**Task prompt:**
For every line in the data below that contains "content", copy the line.

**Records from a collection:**
__________

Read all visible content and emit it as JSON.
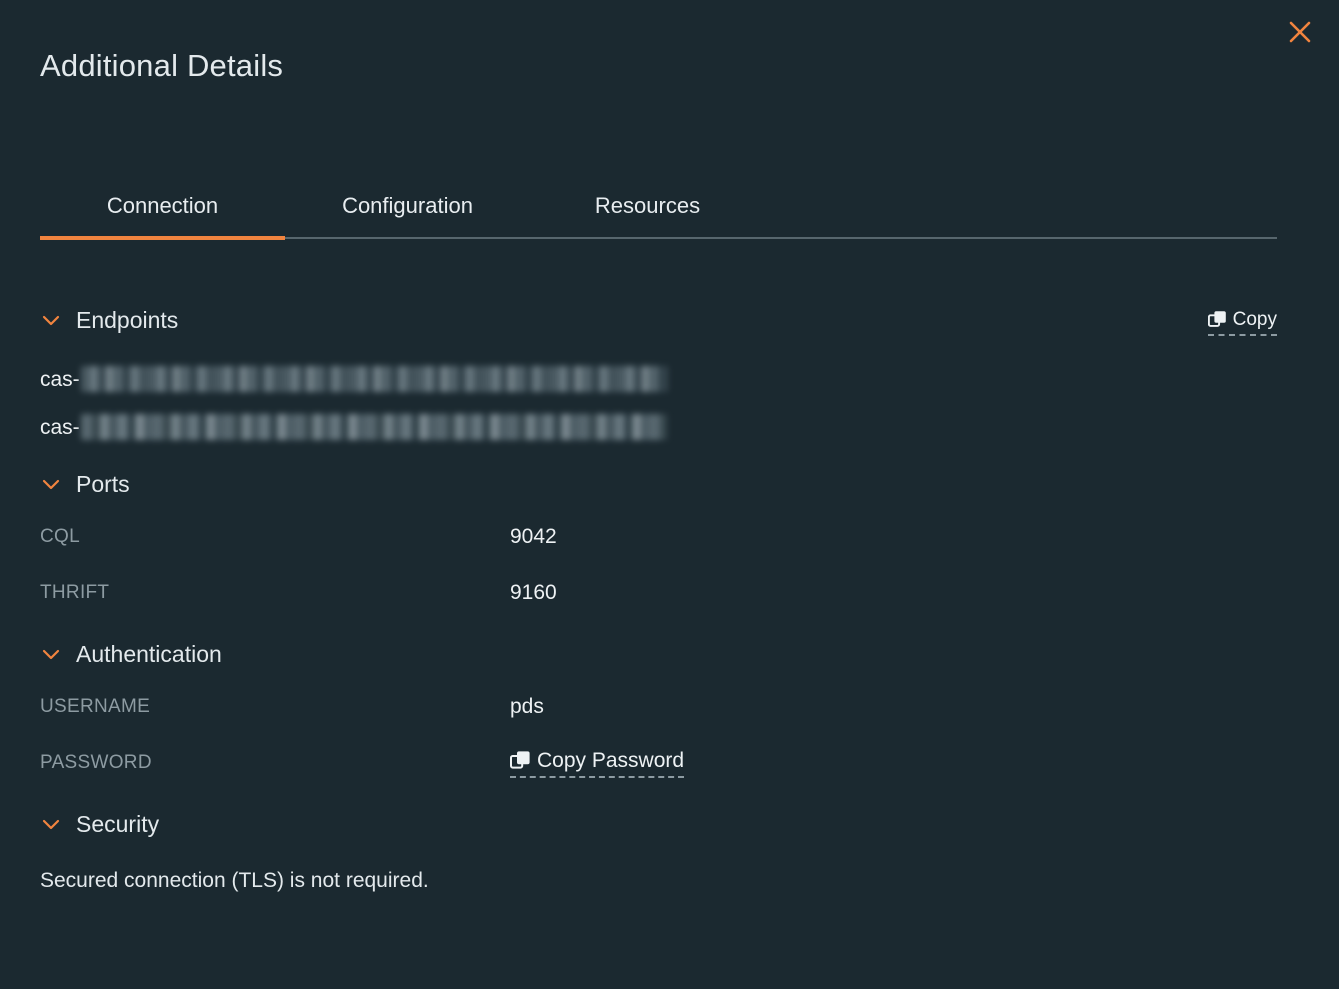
{
  "window": {
    "title": "Additional Details",
    "close_icon": "close-icon",
    "accent_color": "#f1843f",
    "background_color": "#1b2930",
    "text_color": "#e3e9ec",
    "muted_text_color": "#8d9ba2"
  },
  "tabs": {
    "items": [
      {
        "label": "Connection",
        "active": true
      },
      {
        "label": "Configuration",
        "active": false
      },
      {
        "label": "Resources",
        "active": false
      }
    ]
  },
  "sections": {
    "endpoints": {
      "title": "Endpoints",
      "chevron_icon": "chevron-down-icon",
      "copy": {
        "label": "Copy",
        "icon": "copy-icon"
      },
      "rows": [
        {
          "prefix": "cas-",
          "value": "",
          "redacted": true
        },
        {
          "prefix": "cas-",
          "value": "",
          "redacted": true
        }
      ]
    },
    "ports": {
      "title": "Ports",
      "chevron_icon": "chevron-down-icon",
      "rows": [
        {
          "key": "CQL",
          "value": "9042"
        },
        {
          "key": "THRIFT",
          "value": "9160"
        }
      ]
    },
    "authentication": {
      "title": "Authentication",
      "chevron_icon": "chevron-down-icon",
      "rows": [
        {
          "key": "USERNAME",
          "value": "pds"
        }
      ],
      "password": {
        "key": "PASSWORD",
        "action_label": "Copy Password",
        "icon": "copy-icon"
      }
    },
    "security": {
      "title": "Security",
      "chevron_icon": "chevron-down-icon",
      "message": "Secured connection (TLS) is not required."
    }
  }
}
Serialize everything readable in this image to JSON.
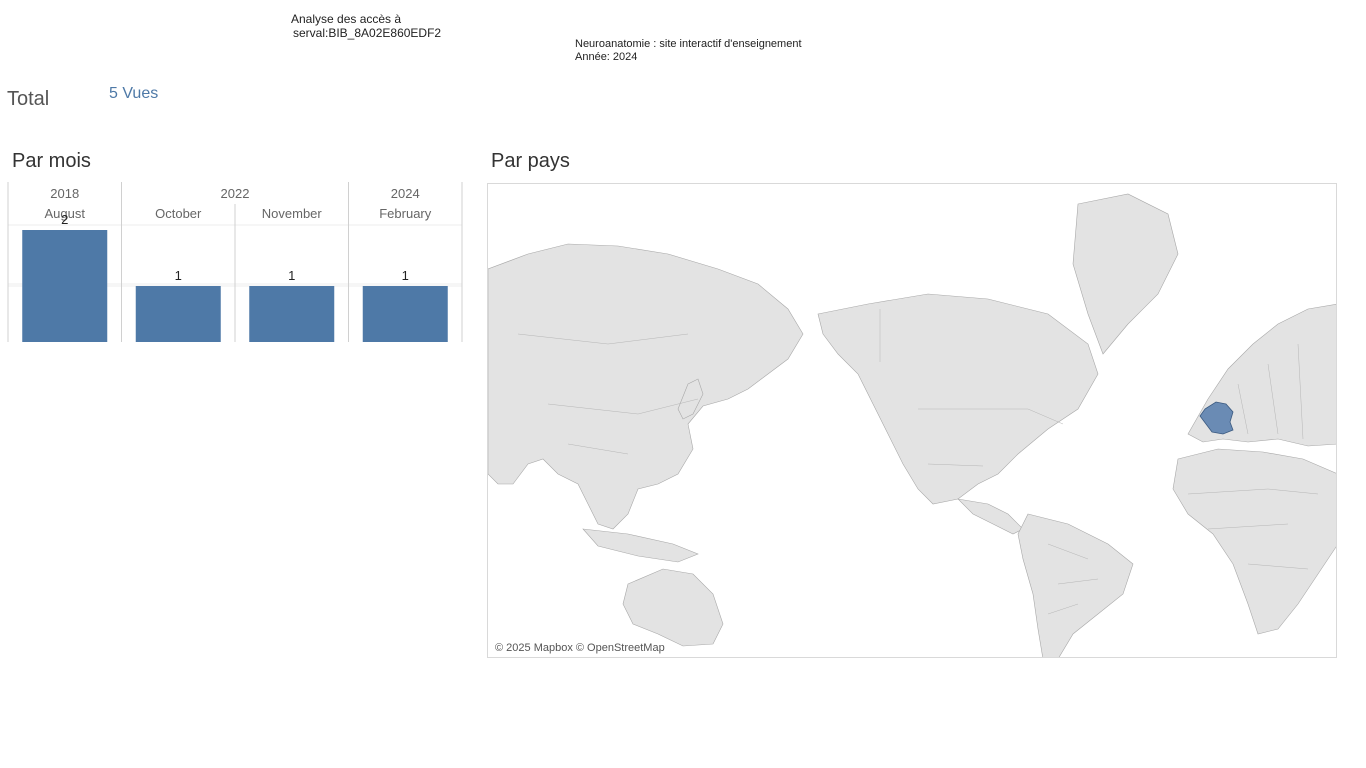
{
  "header": {
    "title_line1": "Analyse des accès à",
    "title_line2": "serval:BIB_8A02E860EDF2",
    "site_title": "Neuroanatomie : site interactif d'enseignement",
    "year_line": "Année: 2024"
  },
  "total": {
    "label": "Total",
    "value": "5 Vues"
  },
  "sections": {
    "by_month": "Par mois",
    "by_country": "Par pays"
  },
  "chart_data": {
    "type": "bar",
    "years": [
      {
        "year": "2018",
        "months": [
          "August"
        ]
      },
      {
        "year": "2022",
        "months": [
          "October",
          "November"
        ]
      },
      {
        "year": "2024",
        "months": [
          "February"
        ]
      }
    ],
    "categories": [
      "August",
      "October",
      "November",
      "February"
    ],
    "values": [
      2,
      1,
      1,
      1
    ],
    "ylim": [
      0,
      2
    ],
    "grid": true,
    "bar_color": "#4e79a7"
  },
  "map": {
    "highlighted_countries": [
      "France"
    ],
    "highlight_color": "#6a8bb4",
    "land_color": "#e3e3e3",
    "border_color": "#9a9a9a",
    "credit": "© 2025 Mapbox © OpenStreetMap"
  }
}
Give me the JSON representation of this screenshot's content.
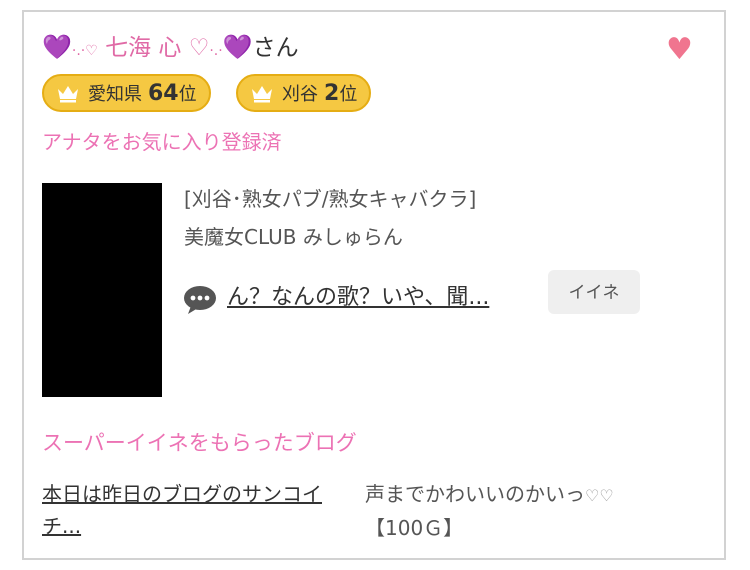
{
  "profile": {
    "name_prefix": "💜",
    "name_deco_left": "·.·♡",
    "name_text": " 七海 心 ♡",
    "name_deco_right": "·.·",
    "name_suffix_emoji": "💜",
    "name_suffix": "さん"
  },
  "favorite_icon": "heart-icon",
  "badges": [
    {
      "prefecture": "愛知県",
      "rank": "64",
      "unit": "位"
    },
    {
      "prefecture": "刈谷",
      "rank": "2",
      "unit": "位"
    }
  ],
  "favorite_status": "アナタをお気に入り登録済",
  "shop": {
    "category": "[刈谷･熟女パブ/熟女キャバクラ]",
    "name": "美魔女CLUB みしゅらん"
  },
  "comment": {
    "text": "ん？なんの歌？いや、聞...",
    "icon": "speech-bubble-icon"
  },
  "iine_button": "イイネ",
  "super_iine": {
    "title": "スーパーイイネをもらったブログ",
    "blog_title": "本日は昨日のブログのサンコイチ...",
    "comment": "声までかわいいのかいっ",
    "comment_hearts": "♡♡",
    "points": "【100Ｇ】"
  },
  "colors": {
    "accent_pink": "#ec72b4",
    "heart": "#f0758f",
    "badge_gold": "#f5c842",
    "purple": "#9b30e8"
  }
}
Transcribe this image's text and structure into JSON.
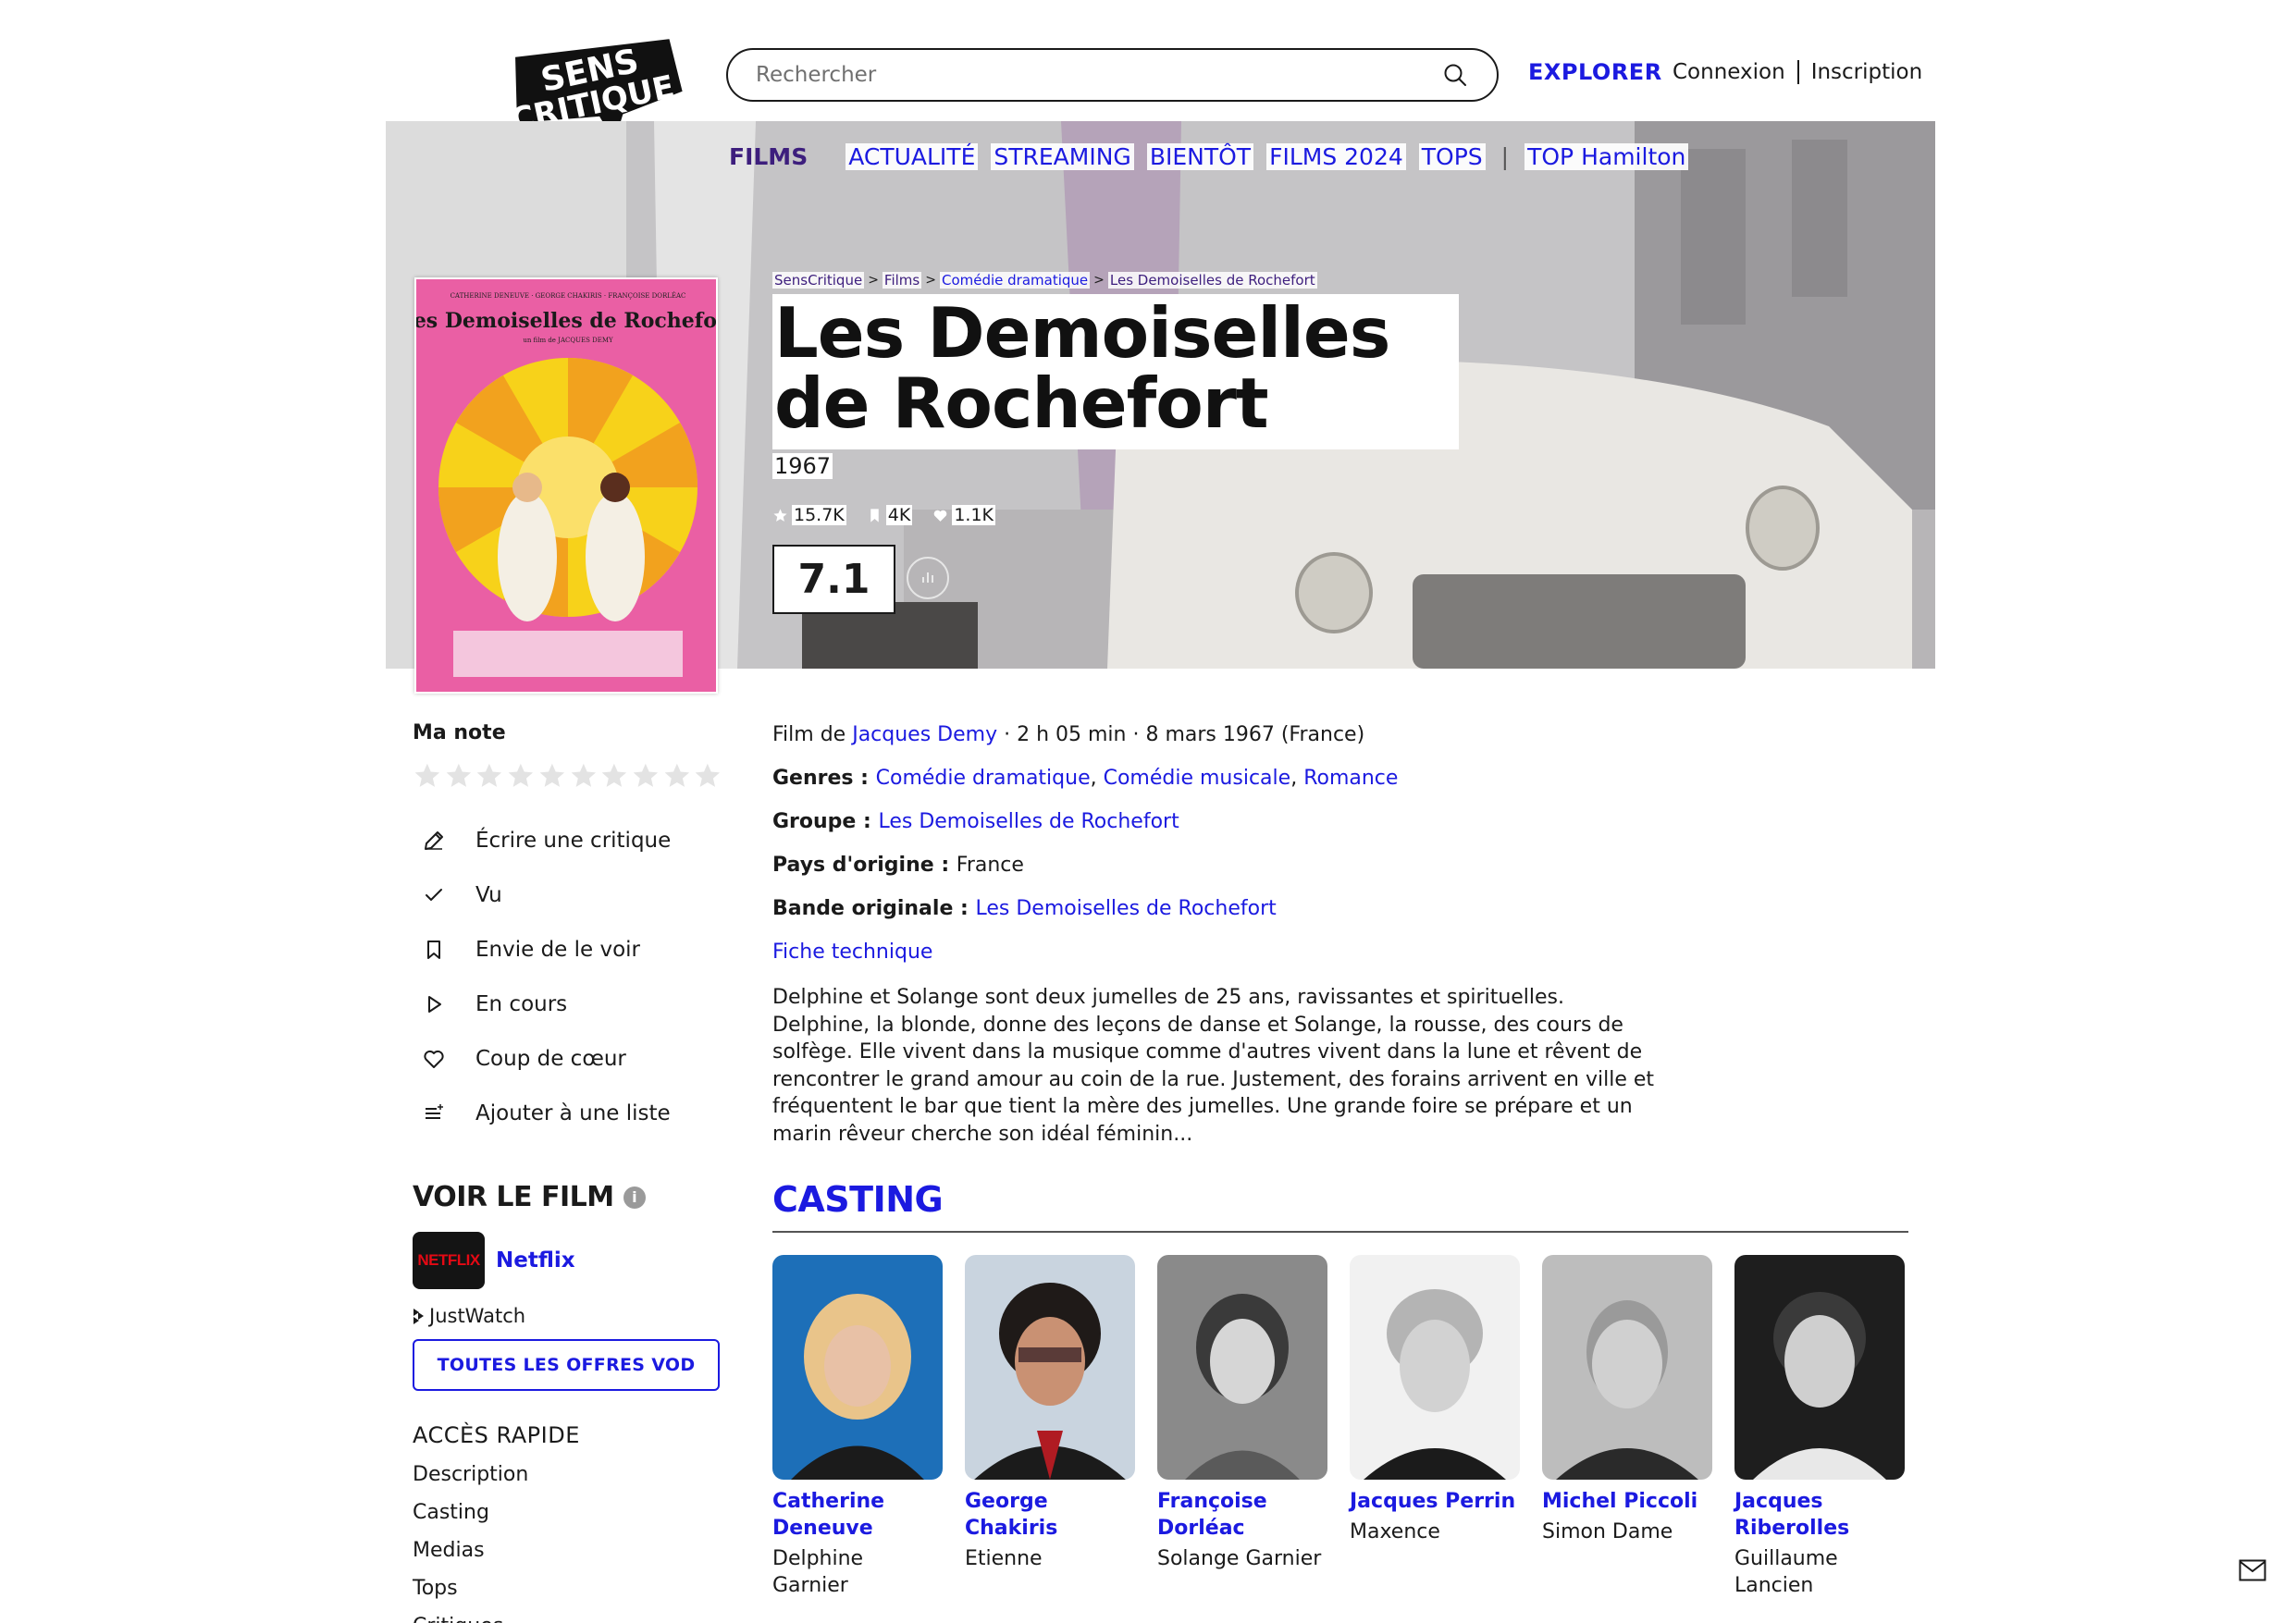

__________

**Complete output:**
Read all visible content and emit it as JSON.
Give me the JSON representation of this screenshot's content.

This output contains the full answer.